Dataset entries
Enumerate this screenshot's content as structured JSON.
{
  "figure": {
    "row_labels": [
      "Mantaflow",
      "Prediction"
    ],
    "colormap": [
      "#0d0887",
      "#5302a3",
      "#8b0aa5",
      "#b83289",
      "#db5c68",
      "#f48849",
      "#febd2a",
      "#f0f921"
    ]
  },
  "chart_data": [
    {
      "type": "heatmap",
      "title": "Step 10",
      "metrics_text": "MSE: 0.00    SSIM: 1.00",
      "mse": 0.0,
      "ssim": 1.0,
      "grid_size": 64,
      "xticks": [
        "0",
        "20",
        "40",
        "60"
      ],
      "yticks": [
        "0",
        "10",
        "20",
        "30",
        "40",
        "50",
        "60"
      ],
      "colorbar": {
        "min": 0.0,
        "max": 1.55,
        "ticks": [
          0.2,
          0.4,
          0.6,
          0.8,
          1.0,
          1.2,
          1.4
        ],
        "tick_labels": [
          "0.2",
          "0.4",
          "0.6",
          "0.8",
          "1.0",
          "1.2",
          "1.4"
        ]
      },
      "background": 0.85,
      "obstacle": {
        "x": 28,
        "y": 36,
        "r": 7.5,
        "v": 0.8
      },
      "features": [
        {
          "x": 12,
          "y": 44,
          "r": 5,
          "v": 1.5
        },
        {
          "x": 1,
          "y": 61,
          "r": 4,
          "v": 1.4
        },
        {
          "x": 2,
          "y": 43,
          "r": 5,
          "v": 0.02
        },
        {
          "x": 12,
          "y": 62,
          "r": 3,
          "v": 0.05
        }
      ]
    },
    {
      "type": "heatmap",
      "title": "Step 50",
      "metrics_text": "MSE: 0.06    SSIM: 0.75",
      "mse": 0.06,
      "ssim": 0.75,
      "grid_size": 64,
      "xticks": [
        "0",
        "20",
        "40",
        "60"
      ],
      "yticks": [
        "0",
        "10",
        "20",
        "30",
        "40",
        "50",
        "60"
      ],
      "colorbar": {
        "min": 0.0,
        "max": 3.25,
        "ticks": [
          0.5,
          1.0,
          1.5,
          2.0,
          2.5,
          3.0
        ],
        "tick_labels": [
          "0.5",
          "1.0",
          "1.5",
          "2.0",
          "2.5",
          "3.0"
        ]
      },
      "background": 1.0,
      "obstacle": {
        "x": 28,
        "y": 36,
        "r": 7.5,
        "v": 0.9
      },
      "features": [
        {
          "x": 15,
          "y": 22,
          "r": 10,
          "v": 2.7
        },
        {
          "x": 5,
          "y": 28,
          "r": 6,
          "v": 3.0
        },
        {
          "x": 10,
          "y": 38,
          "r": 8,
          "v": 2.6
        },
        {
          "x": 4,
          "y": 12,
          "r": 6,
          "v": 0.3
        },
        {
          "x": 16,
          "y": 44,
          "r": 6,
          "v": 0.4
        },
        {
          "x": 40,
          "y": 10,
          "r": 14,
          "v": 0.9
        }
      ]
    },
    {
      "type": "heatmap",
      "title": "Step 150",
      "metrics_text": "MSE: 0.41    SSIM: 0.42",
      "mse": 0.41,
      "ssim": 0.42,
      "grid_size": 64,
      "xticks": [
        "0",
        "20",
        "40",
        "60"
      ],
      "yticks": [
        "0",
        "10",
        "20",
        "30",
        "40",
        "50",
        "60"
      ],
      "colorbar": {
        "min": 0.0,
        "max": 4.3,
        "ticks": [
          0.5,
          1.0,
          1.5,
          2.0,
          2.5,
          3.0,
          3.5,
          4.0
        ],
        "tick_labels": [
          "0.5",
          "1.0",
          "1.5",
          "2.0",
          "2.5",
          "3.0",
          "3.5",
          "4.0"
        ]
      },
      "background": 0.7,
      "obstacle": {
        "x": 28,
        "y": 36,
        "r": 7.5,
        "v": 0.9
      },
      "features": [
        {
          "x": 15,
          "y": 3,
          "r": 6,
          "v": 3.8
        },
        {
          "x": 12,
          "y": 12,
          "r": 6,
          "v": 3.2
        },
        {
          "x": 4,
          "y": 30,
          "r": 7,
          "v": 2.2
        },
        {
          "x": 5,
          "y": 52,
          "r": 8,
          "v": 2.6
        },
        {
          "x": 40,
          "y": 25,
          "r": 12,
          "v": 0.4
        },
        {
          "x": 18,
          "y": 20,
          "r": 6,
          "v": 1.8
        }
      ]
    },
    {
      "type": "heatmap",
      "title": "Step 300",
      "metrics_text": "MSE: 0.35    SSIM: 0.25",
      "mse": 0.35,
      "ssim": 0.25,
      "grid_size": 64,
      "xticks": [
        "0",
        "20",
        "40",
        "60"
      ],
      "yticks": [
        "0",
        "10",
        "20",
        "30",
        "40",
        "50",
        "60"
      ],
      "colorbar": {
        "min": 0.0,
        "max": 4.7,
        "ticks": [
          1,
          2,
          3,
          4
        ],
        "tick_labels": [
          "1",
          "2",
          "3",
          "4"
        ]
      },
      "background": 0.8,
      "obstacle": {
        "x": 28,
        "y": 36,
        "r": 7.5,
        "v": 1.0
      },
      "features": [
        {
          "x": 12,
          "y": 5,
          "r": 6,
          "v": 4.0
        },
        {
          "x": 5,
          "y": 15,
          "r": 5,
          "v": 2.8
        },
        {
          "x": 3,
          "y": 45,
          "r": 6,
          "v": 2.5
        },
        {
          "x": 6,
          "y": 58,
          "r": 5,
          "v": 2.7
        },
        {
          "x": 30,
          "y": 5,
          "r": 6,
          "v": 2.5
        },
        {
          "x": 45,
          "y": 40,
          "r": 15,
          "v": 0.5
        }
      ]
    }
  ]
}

● **Exercise**:
Extract every entry above as it appears.

● **Written response**:
Enumerate this screenshot's content as structured JSON.
{
  "figure": {
    "row_labels": [
      "Mantaflow",
      "Prediction"
    ],
    "colormap": [
      "#0d0887",
      "#5302a3",
      "#8b0aa5",
      "#b83289",
      "#db5c68",
      "#f48849",
      "#febd2a",
      "#f0f921"
    ]
  },
  "chart_data": [
    {
      "type": "heatmap",
      "title": "Step 10",
      "metrics_text": "MSE: 0.00    SSIM: 1.00",
      "mse": 0.0,
      "ssim": 1.0,
      "grid_size": 64,
      "xticks": [
        "0",
        "20",
        "40",
        "60"
      ],
      "yticks": [
        "0",
        "10",
        "20",
        "30",
        "40",
        "50",
        "60"
      ],
      "colorbar": {
        "min": 0.0,
        "max": 1.55,
        "ticks": [
          0.2,
          0.4,
          0.6,
          0.8,
          1.0,
          1.2,
          1.4
        ],
        "tick_labels": [
          "0.2",
          "0.4",
          "0.6",
          "0.8",
          "1.0",
          "1.2",
          "1.4"
        ]
      },
      "background": 0.85,
      "obstacle": {
        "x": 28,
        "y": 36,
        "r": 7.5,
        "v": 0.8
      },
      "features": [
        {
          "x": 12,
          "y": 44,
          "r": 5,
          "v": 1.5
        },
        {
          "x": 1,
          "y": 61,
          "r": 4,
          "v": 1.4
        },
        {
          "x": 2,
          "y": 43,
          "r": 5,
          "v": 0.02
        },
        {
          "x": 12,
          "y": 62,
          "r": 3,
          "v": 0.05
        }
      ]
    },
    {
      "type": "heatmap",
      "title": "Step 50",
      "metrics_text": "MSE: 0.06    SSIM: 0.75",
      "mse": 0.06,
      "ssim": 0.75,
      "grid_size": 64,
      "xticks": [
        "0",
        "20",
        "40",
        "60"
      ],
      "yticks": [
        "0",
        "10",
        "20",
        "30",
        "40",
        "50",
        "60"
      ],
      "colorbar": {
        "min": 0.0,
        "max": 3.25,
        "ticks": [
          0.5,
          1.0,
          1.5,
          2.0,
          2.5,
          3.0
        ],
        "tick_labels": [
          "0.5",
          "1.0",
          "1.5",
          "2.0",
          "2.5",
          "3.0"
        ]
      },
      "background": 1.0,
      "obstacle": {
        "x": 28,
        "y": 36,
        "r": 7.5,
        "v": 0.9
      },
      "features": [
        {
          "x": 15,
          "y": 22,
          "r": 10,
          "v": 2.7
        },
        {
          "x": 5,
          "y": 28,
          "r": 6,
          "v": 3.0
        },
        {
          "x": 10,
          "y": 38,
          "r": 8,
          "v": 2.6
        },
        {
          "x": 4,
          "y": 12,
          "r": 6,
          "v": 0.3
        },
        {
          "x": 16,
          "y": 44,
          "r": 6,
          "v": 0.4
        },
        {
          "x": 40,
          "y": 10,
          "r": 14,
          "v": 0.9
        }
      ]
    },
    {
      "type": "heatmap",
      "title": "Step 150",
      "metrics_text": "MSE: 0.41    SSIM: 0.42",
      "mse": 0.41,
      "ssim": 0.42,
      "grid_size": 64,
      "xticks": [
        "0",
        "20",
        "40",
        "60"
      ],
      "yticks": [
        "0",
        "10",
        "20",
        "30",
        "40",
        "50",
        "60"
      ],
      "colorbar": {
        "min": 0.0,
        "max": 4.3,
        "ticks": [
          0.5,
          1.0,
          1.5,
          2.0,
          2.5,
          3.0,
          3.5,
          4.0
        ],
        "tick_labels": [
          "0.5",
          "1.0",
          "1.5",
          "2.0",
          "2.5",
          "3.0",
          "3.5",
          "4.0"
        ]
      },
      "background": 0.7,
      "obstacle": {
        "x": 28,
        "y": 36,
        "r": 7.5,
        "v": 0.9
      },
      "features": [
        {
          "x": 15,
          "y": 3,
          "r": 6,
          "v": 3.8
        },
        {
          "x": 12,
          "y": 12,
          "r": 6,
          "v": 3.2
        },
        {
          "x": 4,
          "y": 30,
          "r": 7,
          "v": 2.2
        },
        {
          "x": 5,
          "y": 52,
          "r": 8,
          "v": 2.6
        },
        {
          "x": 40,
          "y": 25,
          "r": 12,
          "v": 0.4
        },
        {
          "x": 18,
          "y": 20,
          "r": 6,
          "v": 1.8
        }
      ]
    },
    {
      "type": "heatmap",
      "title": "Step 300",
      "metrics_text": "MSE: 0.35    SSIM: 0.25",
      "mse": 0.35,
      "ssim": 0.25,
      "grid_size": 64,
      "xticks": [
        "0",
        "20",
        "40",
        "60"
      ],
      "yticks": [
        "0",
        "10",
        "20",
        "30",
        "40",
        "50",
        "60"
      ],
      "colorbar": {
        "min": 0.0,
        "max": 4.7,
        "ticks": [
          1,
          2,
          3,
          4
        ],
        "tick_labels": [
          "1",
          "2",
          "3",
          "4"
        ]
      },
      "background": 0.8,
      "obstacle": {
        "x": 28,
        "y": 36,
        "r": 7.5,
        "v": 1.0
      },
      "features": [
        {
          "x": 12,
          "y": 5,
          "r": 6,
          "v": 4.0
        },
        {
          "x": 5,
          "y": 15,
          "r": 5,
          "v": 2.8
        },
        {
          "x": 3,
          "y": 45,
          "r": 6,
          "v": 2.5
        },
        {
          "x": 6,
          "y": 58,
          "r": 5,
          "v": 2.7
        },
        {
          "x": 30,
          "y": 5,
          "r": 6,
          "v": 2.5
        },
        {
          "x": 45,
          "y": 40,
          "r": 15,
          "v": 0.5
        }
      ]
    }
  ]
}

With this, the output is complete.